Report each line of the data that has "product" somewhere in it.

▶ **Provided entries**
# # # # # # #
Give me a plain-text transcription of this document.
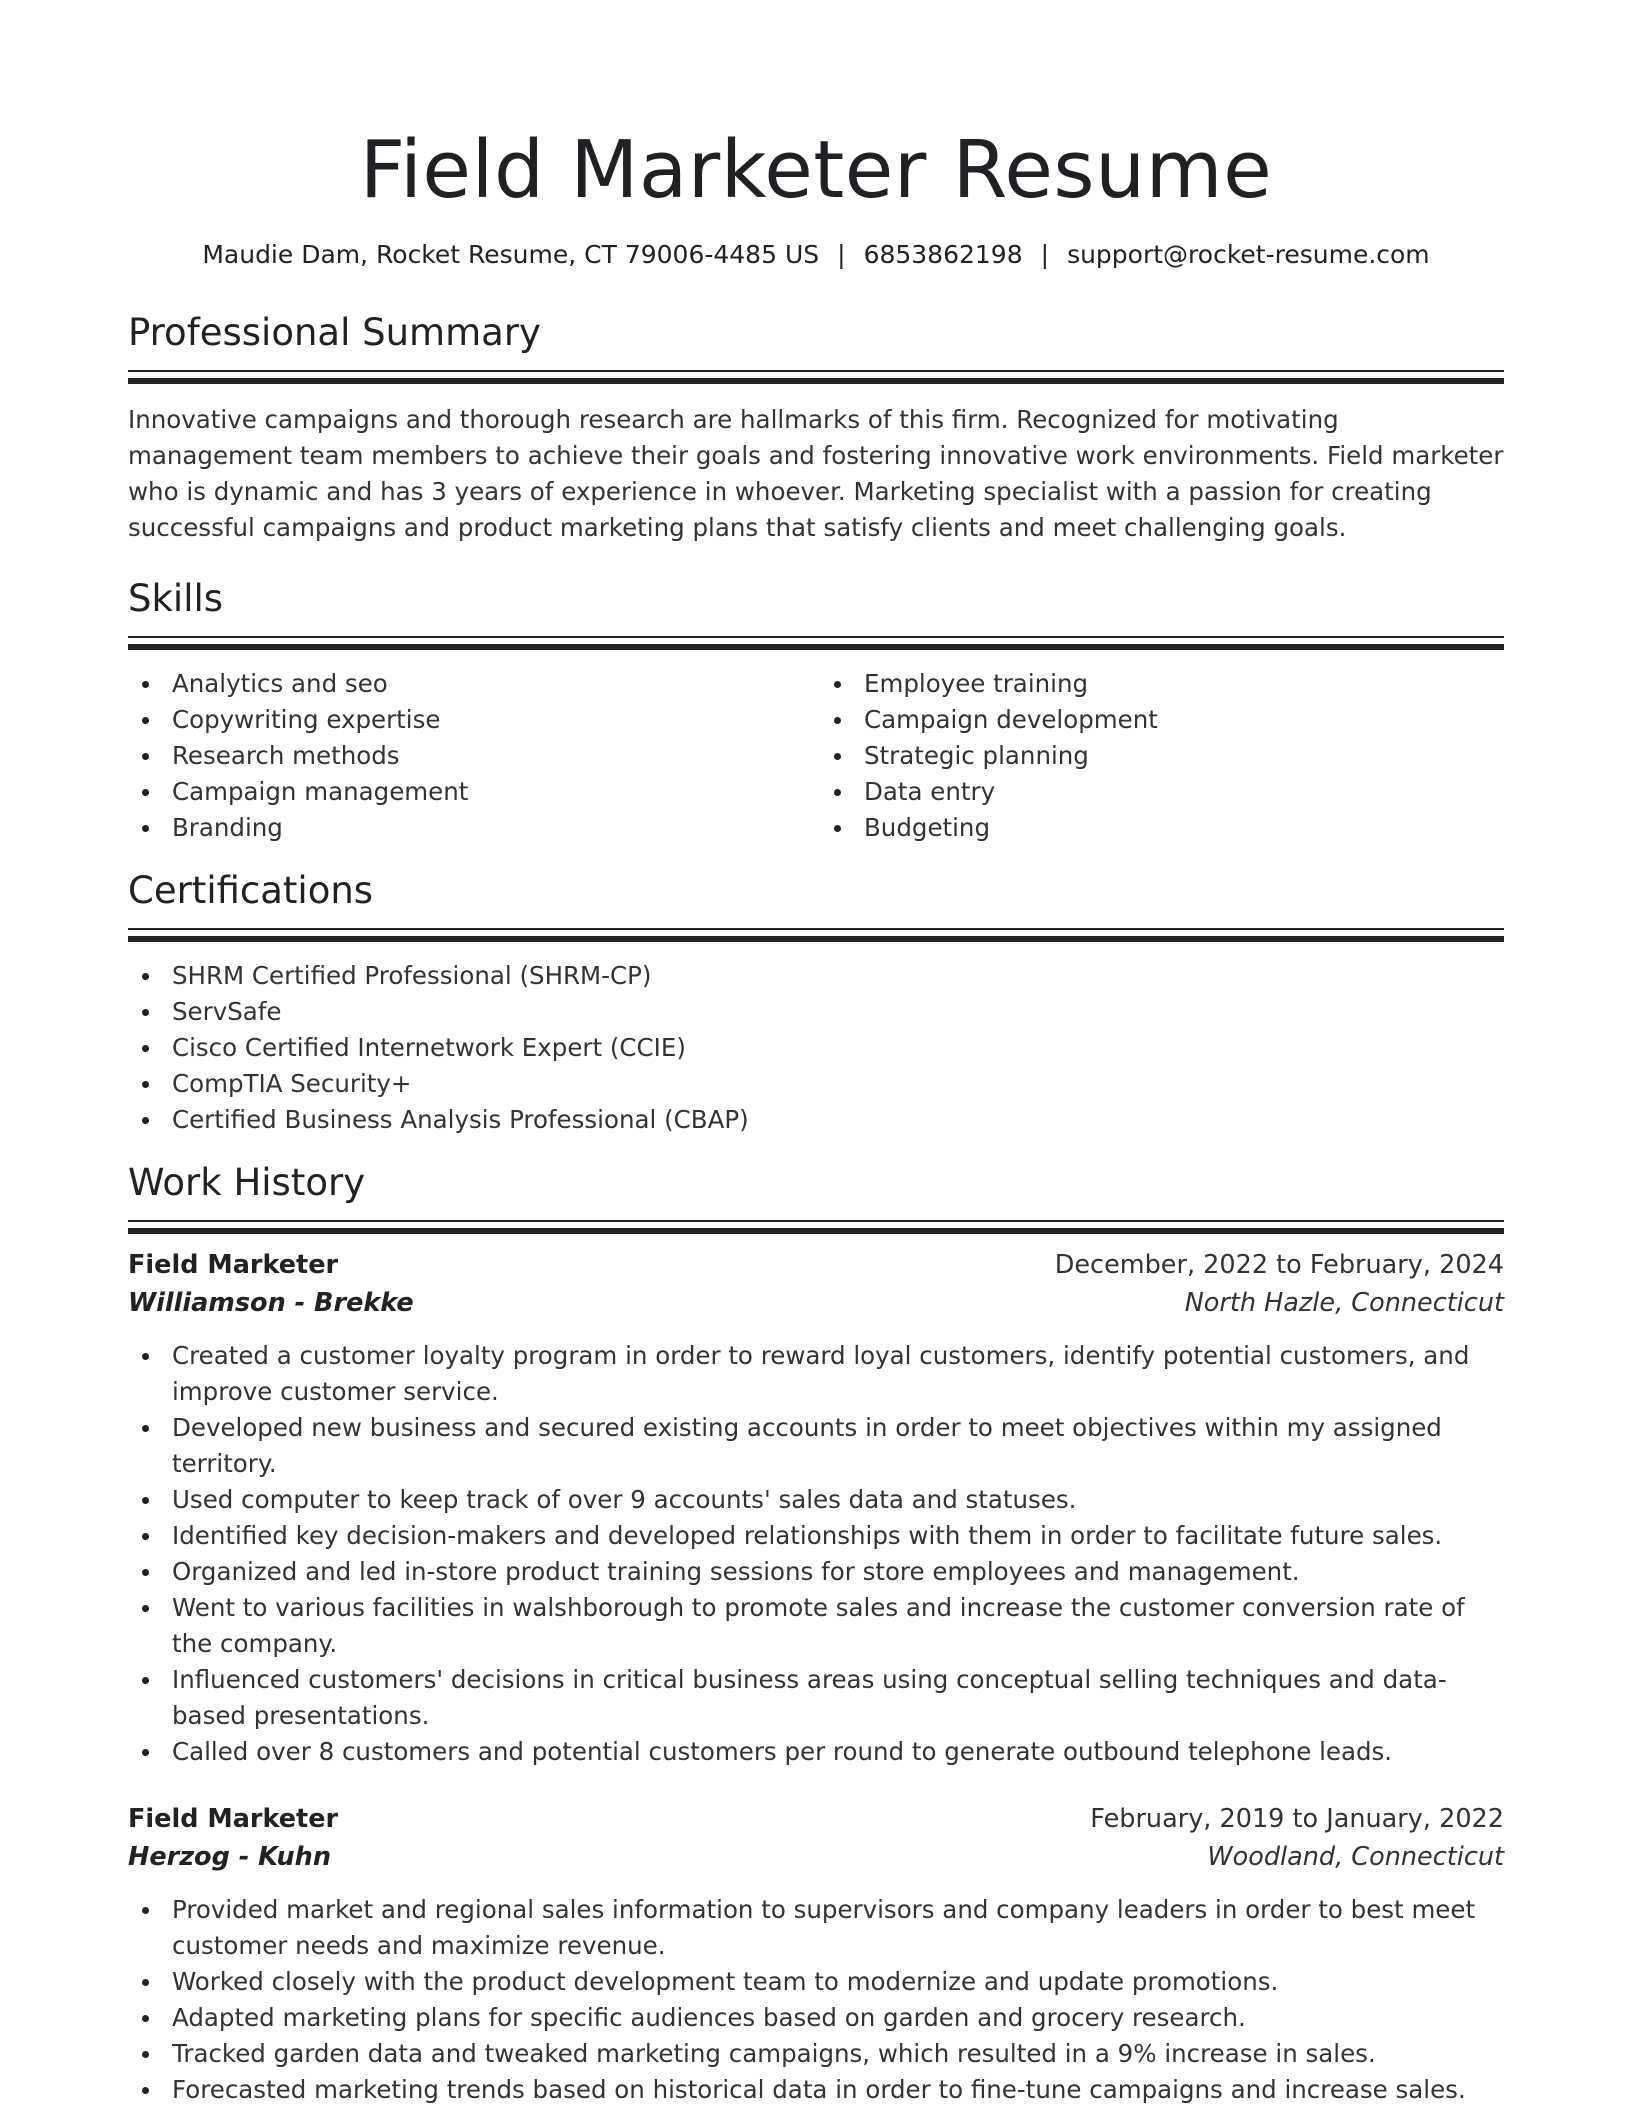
Field Marketer Resume
Maudie Dam, Rocket Resume, CT 79006-4485 US | 6853862198 | support@rocket-resume.com
Professional Summary

Innovative campaigns and thorough research are hallmarks of this firm. Recognized for motivating management team members to achieve their goals and fostering innovative work environments. Field marketer who is dynamic and has 3 years of experience in whoever. Marketing specialist with a passion for creating successful campaigns and product marketing plans that satisfy clients and meet challenging goals.

Skills
Analytics and seo
Copywriting expertise
Research methods
Campaign management
Branding
Employee training
Campaign development
Strategic planning
Data entry
Budgeting
Certifications
SHRM Certified Professional (SHRM-CP)
ServSafe
Cisco Certified Internetwork Expert (CCIE)
CompTIA Security+
Certified Business Analysis Professional (CBAP)
Work History
Field Marketer	December, 2022 to February, 2024
Williamson - Brekke	North Hazle, Connecticut
Created a customer loyalty program in order to reward loyal customers, identify potential customers, and improve customer service.
Developed new business and secured existing accounts in order to meet objectives within my assigned territory.
Used computer to keep track of over 9 accounts' sales data and statuses.
Identified key decision-makers and developed relationships with them in order to facilitate future sales.
Organized and led in-store product training sessions for store employees and management.
Went to various facilities in walshborough to promote sales and increase the customer conversion rate of the company.
Influenced customers' decisions in critical business areas using conceptual selling techniques and data-based presentations.
Called over 8 customers and potential customers per round to generate outbound telephone leads.
Field Marketer	February, 2019 to January, 2022
Herzog - Kuhn	Woodland, Connecticut
Provided market and regional sales information to supervisors and company leaders in order to best meet customer needs and maximize revenue.
Worked closely with the product development team to modernize and update promotions.
Adapted marketing plans for specific audiences based on garden and grocery research.
Tracked garden data and tweaked marketing campaigns, which resulted in a 9% increase in sales.
Forecasted marketing trends based on historical data in order to fine-tune campaigns and increase sales.
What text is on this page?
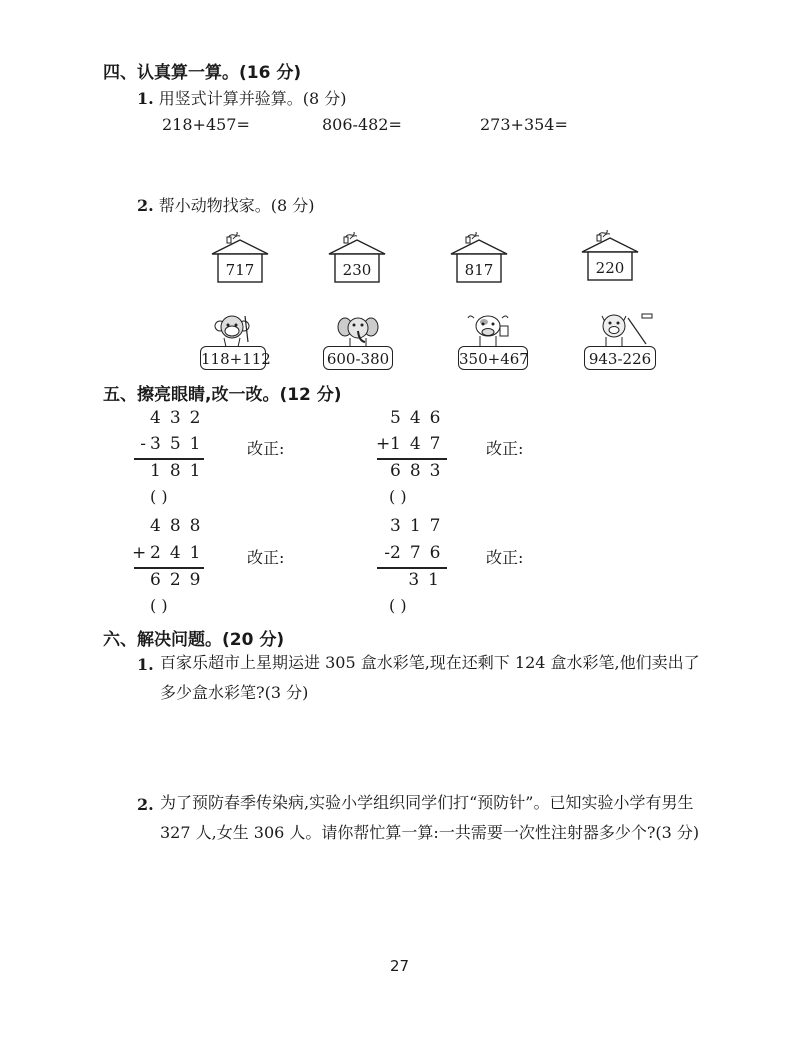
四、认真算一算。(16 分)
1. 用竖式计算并验算。(8 分)
218+457=	806-482=	273+354=
2. 帮小动物找家。(8 分)
717	230	817	220
118+112	600-380	350+467	943-226
五、擦亮眼睛,改一改。(12 分)
432
- 351
181
( )
改正:
546
+ 147
683
( )
改正:
488
+ 241
629
( )
改正:
317
- 276
31
( )
改正:
六、解决问题。(20 分)
1. 百家乐超市上星期运进 305 盒水彩笔,现在还剩下 124 盒水彩笔,他们卖出了多少盒水彩笔?(3 分)
2. 为了预防春季传染病,实验小学组织同学们打“预防针”。已知实验小学有男生 327 人,女生 306 人。请你帮忙算一算:一共需要一次性注射器多少个?(3 分)
27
# # # # # # #
▶ **Expected answer**
Innovative campaigns and thorough research are hallmarks of this firm. Recognized for motivating management team members to achieve their goals and fostering innovative work environments. Field marketer who is dynamic and has 3 years of experience in whoever. Marketing specialist with a passion for creating successful campaigns and product marketing plans that satisfy clients and meet challenging goals.
Organized and led in-store product training sessions for store employees and management.
Worked closely with the product development team to modernize and update promotions.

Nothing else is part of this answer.